[Records contained in a dataset]
————————

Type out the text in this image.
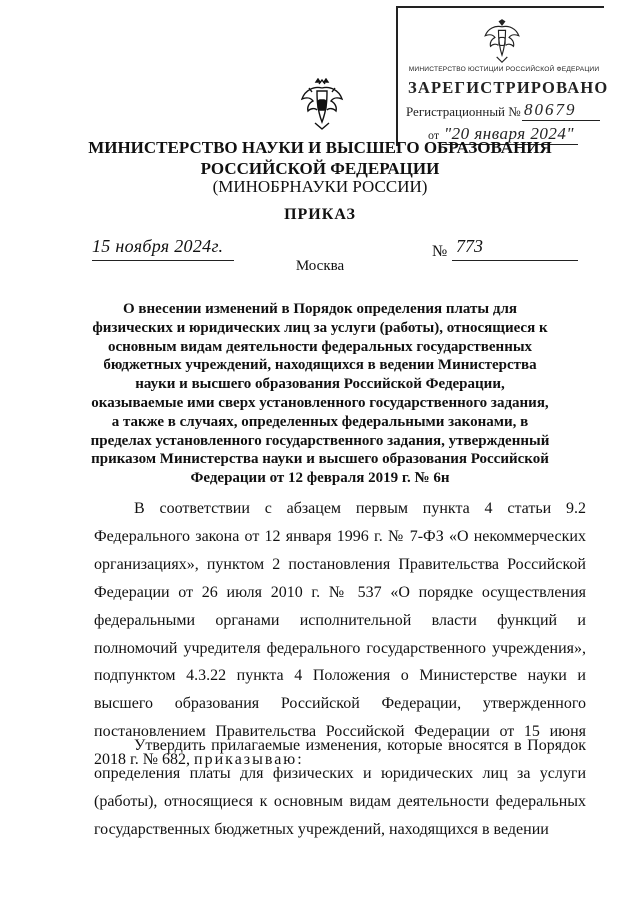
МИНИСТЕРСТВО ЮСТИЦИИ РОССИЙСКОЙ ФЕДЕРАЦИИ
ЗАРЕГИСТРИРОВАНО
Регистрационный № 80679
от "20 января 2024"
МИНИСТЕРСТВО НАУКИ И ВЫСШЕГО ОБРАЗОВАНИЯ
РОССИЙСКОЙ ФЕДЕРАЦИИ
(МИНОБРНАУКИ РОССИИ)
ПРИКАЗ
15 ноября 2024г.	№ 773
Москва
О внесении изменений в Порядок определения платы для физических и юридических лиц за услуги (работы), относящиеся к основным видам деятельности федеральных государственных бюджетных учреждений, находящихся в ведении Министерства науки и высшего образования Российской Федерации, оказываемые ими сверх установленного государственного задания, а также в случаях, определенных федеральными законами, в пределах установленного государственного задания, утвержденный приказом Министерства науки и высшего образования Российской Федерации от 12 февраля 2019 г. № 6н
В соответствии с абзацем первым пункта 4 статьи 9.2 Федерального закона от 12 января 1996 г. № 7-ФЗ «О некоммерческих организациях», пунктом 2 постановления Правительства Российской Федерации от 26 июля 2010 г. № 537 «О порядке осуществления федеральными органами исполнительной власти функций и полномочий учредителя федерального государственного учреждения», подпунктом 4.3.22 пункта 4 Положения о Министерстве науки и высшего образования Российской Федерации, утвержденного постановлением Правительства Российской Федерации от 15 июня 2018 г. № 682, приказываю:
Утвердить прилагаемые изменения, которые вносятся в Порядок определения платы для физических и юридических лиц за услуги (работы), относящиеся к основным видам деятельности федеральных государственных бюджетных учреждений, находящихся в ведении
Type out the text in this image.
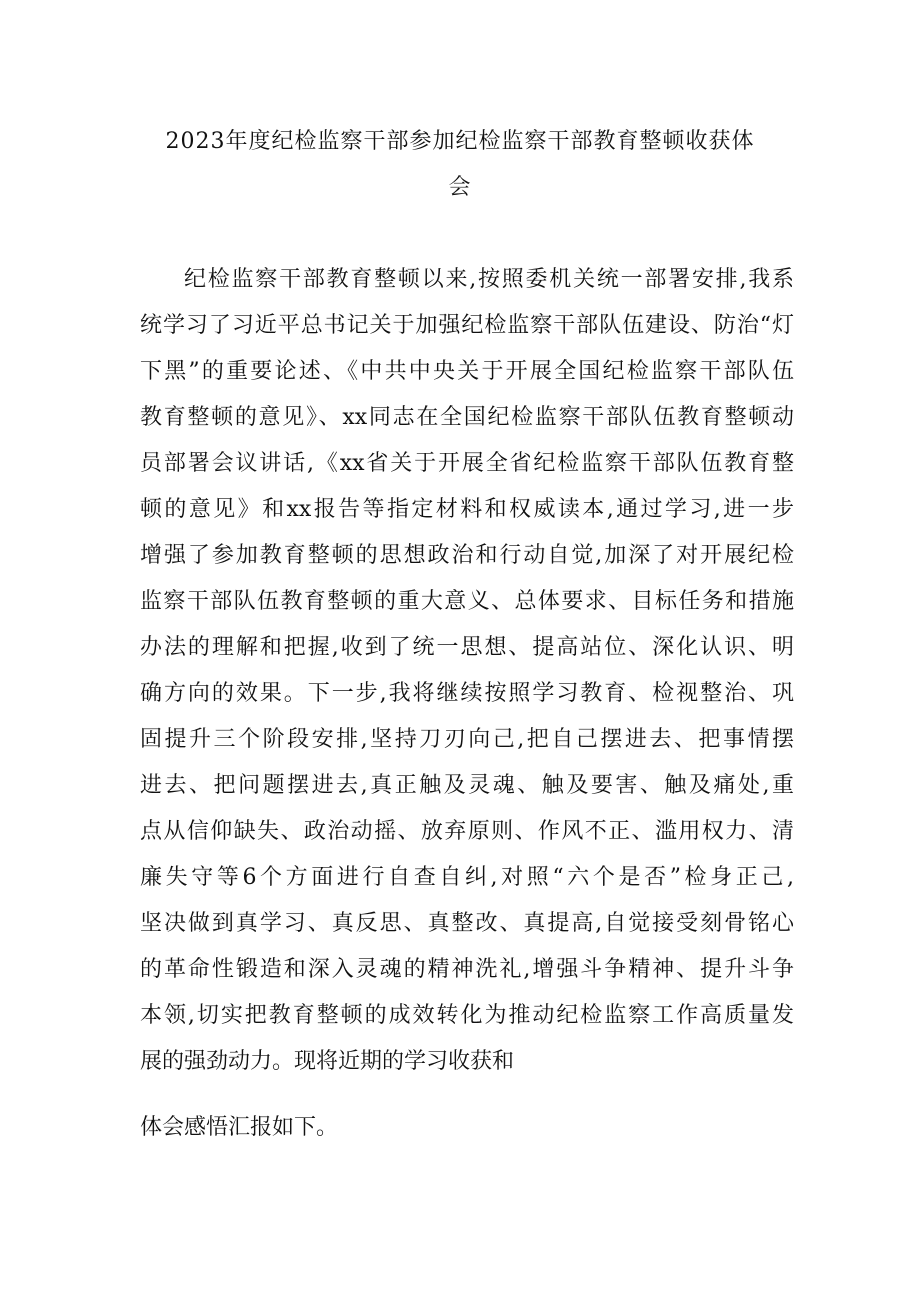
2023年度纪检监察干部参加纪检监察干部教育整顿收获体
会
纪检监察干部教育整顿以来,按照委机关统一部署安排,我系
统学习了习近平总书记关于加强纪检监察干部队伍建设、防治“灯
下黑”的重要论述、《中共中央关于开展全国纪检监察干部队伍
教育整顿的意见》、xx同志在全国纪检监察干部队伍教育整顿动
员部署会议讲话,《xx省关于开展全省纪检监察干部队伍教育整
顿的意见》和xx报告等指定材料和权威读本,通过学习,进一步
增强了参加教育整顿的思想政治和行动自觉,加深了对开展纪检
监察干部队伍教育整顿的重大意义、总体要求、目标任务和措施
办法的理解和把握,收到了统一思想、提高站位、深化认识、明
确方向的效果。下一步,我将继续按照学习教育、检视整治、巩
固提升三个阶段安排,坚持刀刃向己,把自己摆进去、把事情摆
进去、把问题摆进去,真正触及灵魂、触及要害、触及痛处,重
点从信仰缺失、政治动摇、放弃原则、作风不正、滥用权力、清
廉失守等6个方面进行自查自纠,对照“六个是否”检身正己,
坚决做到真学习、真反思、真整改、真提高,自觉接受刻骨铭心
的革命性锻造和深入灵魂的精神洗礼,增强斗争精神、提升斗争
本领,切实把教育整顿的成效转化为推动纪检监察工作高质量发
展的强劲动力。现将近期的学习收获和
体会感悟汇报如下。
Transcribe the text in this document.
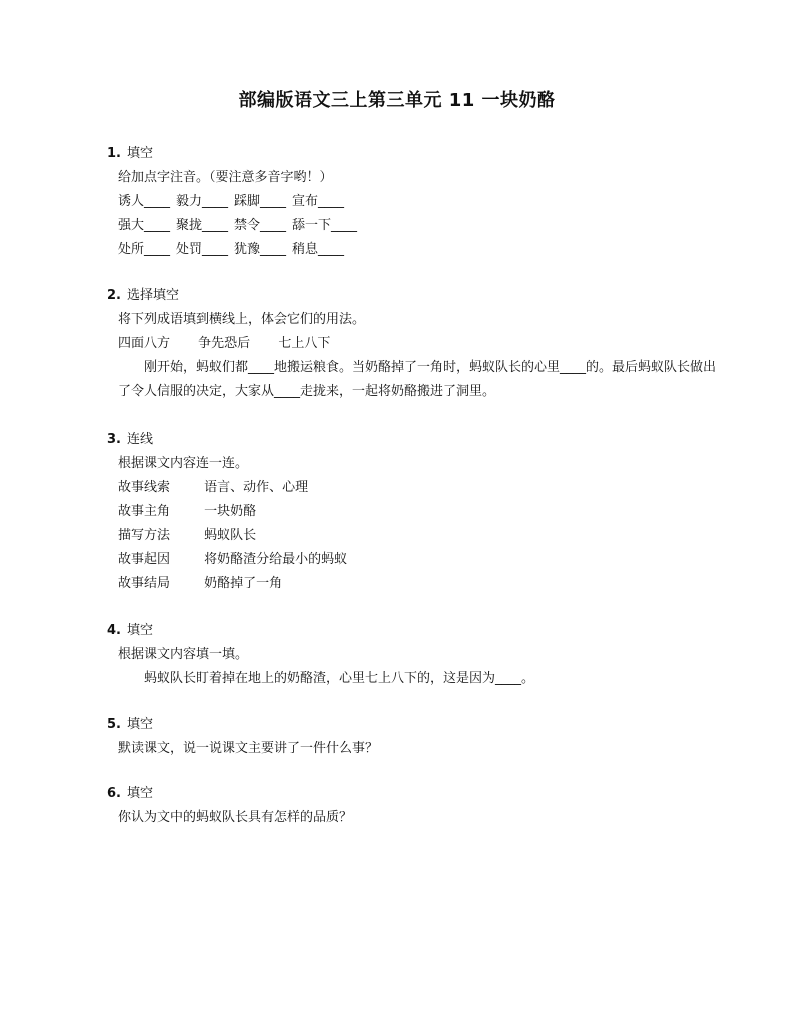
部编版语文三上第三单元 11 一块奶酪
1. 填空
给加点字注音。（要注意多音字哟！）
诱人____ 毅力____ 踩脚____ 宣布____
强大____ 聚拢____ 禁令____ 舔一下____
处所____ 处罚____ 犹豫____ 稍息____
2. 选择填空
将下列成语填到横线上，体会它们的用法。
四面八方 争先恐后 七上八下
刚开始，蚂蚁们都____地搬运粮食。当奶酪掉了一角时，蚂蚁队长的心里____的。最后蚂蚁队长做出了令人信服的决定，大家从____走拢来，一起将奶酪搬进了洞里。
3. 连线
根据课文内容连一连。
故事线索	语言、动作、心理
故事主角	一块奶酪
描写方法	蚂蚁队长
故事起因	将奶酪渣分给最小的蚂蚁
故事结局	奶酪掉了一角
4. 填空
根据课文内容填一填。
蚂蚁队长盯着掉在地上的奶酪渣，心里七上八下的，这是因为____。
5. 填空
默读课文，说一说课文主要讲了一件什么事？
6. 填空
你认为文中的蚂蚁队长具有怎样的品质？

————————

EXERCISE AIM —
Transcribe the records word for word and include no pictures.

ANSWER FOR THIS EXERCISE —
Type out the text in this image.
МИНИСТЕРСТВО ЮСТИЦИИ РОССИЙСКОЙ ФЕДЕРАЦИИ
ЗАРЕГИСТРИРОВАНО
Регистрационный № 80679
от "20 января 2024"
МИНИСТЕРСТВО НАУКИ И ВЫСШЕГО ОБРАЗОВАНИЯ
РОССИЙСКОЙ ФЕДЕРАЦИИ
(МИНОБРНАУКИ РОССИИ)
ПРИКАЗ
15 ноября 2024г.	№ 773
Москва
О внесении изменений в Порядок определения платы для физических и юридических лиц за услуги (работы), относящиеся к основным видам деятельности федеральных государственных бюджетных учреждений, находящихся в ведении Министерства науки и высшего образования Российской Федерации, оказываемые ими сверх установленного государственного задания, а также в случаях, определенных федеральными законами, в пределах установленного государственного задания, утвержденный приказом Министерства науки и высшего образования Российской Федерации от 12 февраля 2019 г. № 6н
В соответствии с абзацем первым пункта 4 статьи 9.2 Федерального закона от 12 января 1996 г. № 7-ФЗ «О некоммерческих организациях», пунктом 2 постановления Правительства Российской Федерации от 26 июля 2010 г. № 537 «О порядке осуществления федеральными органами исполнительной власти функций и полномочий учредителя федерального государственного учреждения», подпунктом 4.3.22 пункта 4 Положения о Министерстве науки и высшего образования Российской Федерации, утвержденного постановлением Правительства Российской Федерации от 15 июня 2018 г. № 682, приказываю:
Утвердить прилагаемые изменения, которые вносятся в Порядок определения платы для физических и юридических лиц за услуги (работы), относящиеся к основным видам деятельности федеральных государственных бюджетных учреждений, находящихся в ведении
Type out the text in this image.
2023年度纪检监察干部参加纪检监察干部教育整顿收获体
会
纪检监察干部教育整顿以来,按照委机关统一部署安排,我系
统学习了习近平总书记关于加强纪检监察干部队伍建设、防治“灯
下黑”的重要论述、《中共中央关于开展全国纪检监察干部队伍
教育整顿的意见》、xx同志在全国纪检监察干部队伍教育整顿动
员部署会议讲话,《xx省关于开展全省纪检监察干部队伍教育整
顿的意见》和xx报告等指定材料和权威读本,通过学习,进一步
增强了参加教育整顿的思想政治和行动自觉,加深了对开展纪检
监察干部队伍教育整顿的重大意义、总体要求、目标任务和措施
办法的理解和把握,收到了统一思想、提高站位、深化认识、明
确方向的效果。下一步,我将继续按照学习教育、检视整治、巩
固提升三个阶段安排,坚持刀刃向己,把自己摆进去、把事情摆
进去、把问题摆进去,真正触及灵魂、触及要害、触及痛处,重
点从信仰缺失、政治动摇、放弃原则、作风不正、滥用权力、清
廉失守等6个方面进行自查自纠,对照“六个是否”检身正己,
坚决做到真学习、真反思、真整改、真提高,自觉接受刻骨铭心
的革命性锻造和深入灵魂的精神洗礼,增强斗争精神、提升斗争
本领,切实把教育整顿的成效转化为推动纪检监察工作高质量发
展的强劲动力。现将近期的学习收获和
体会感悟汇报如下。
Transcribe the text in this document.
部编版语文三上第三单元 11 一块奶酪
1. 填空
给加点字注音。（要注意多音字哟！）
诱人____ 毅力____ 踩脚____ 宣布____
强大____ 聚拢____ 禁令____ 舔一下____
处所____ 处罚____ 犹豫____ 稍息____
2. 选择填空
将下列成语填到横线上，体会它们的用法。
四面八方 争先恐后 七上八下
刚开始，蚂蚁们都____地搬运粮食。当奶酪掉了一角时，蚂蚁队长的心里____的。最后蚂蚁队长做出了令人信服的决定，大家从____走拢来，一起将奶酪搬进了洞里。
3. 连线
根据课文内容连一连。
故事线索	语言、动作、心理
故事主角	一块奶酪
描写方法	蚂蚁队长
故事起因	将奶酪渣分给最小的蚂蚁
故事结局	奶酪掉了一角
4. 填空
根据课文内容填一填。
蚂蚁队长盯着掉在地上的奶酪渣，心里七上八下的，这是因为____。
5. 填空
默读课文，说一说课文主要讲了一件什么事？
6. 填空
你认为文中的蚂蚁队长具有怎样的品质？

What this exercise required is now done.